* [Prompt] Collect each line holding the string "эпидемиологически".
# START OF Data lines
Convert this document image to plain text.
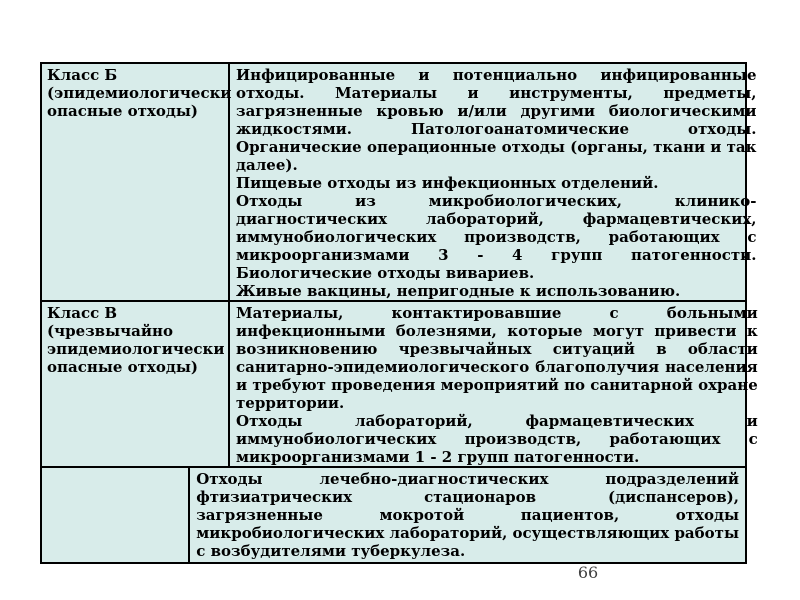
Класс Б
(эпидемиологически
опасные отходы)
Инфицированные и потенциально инфицированные
отходы. Материалы и инструменты, предметы,
загрязненные кровью и/или другими биологическими
жидкостями. Патологоанатомические отходы.
Органические операционные отходы (органы, ткани и так
далее).
Пищевые отходы из инфекционных отделений.
Отходы из микробиологических, клинико-
диагностических лабораторий, фармацевтических,
иммунобиологических производств, работающих с
микроорганизмами 3 - 4 групп патогенности.
Биологические отходы вивариев.
Живые вакцины, непригодные к использованию.
Класс В
(чрезвычайно
эпидемиологически
опасные отходы)
Материалы, контактировавшие с больными
инфекционными болезнями, которые могут привести к
возникновению чрезвычайных ситуаций в области
санитарно-эпидемиологического благополучия населения
и требуют проведения мероприятий по санитарной охране
территории.
Отходы лабораторий, фармацевтических и
иммунобиологических производств, работающих с
микроорганизмами 1 - 2 групп патогенности.
Отходы лечебно-диагностических подразделений
фтизиатрических стационаров (диспансеров),
загрязненные мокротой пациентов, отходы
микробиологических лабораторий, осуществляющих работы
с возбудителями туберкулеза.
66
# END OF Data lines
* [Task solution]
(эпидемиологически
эпидемиологически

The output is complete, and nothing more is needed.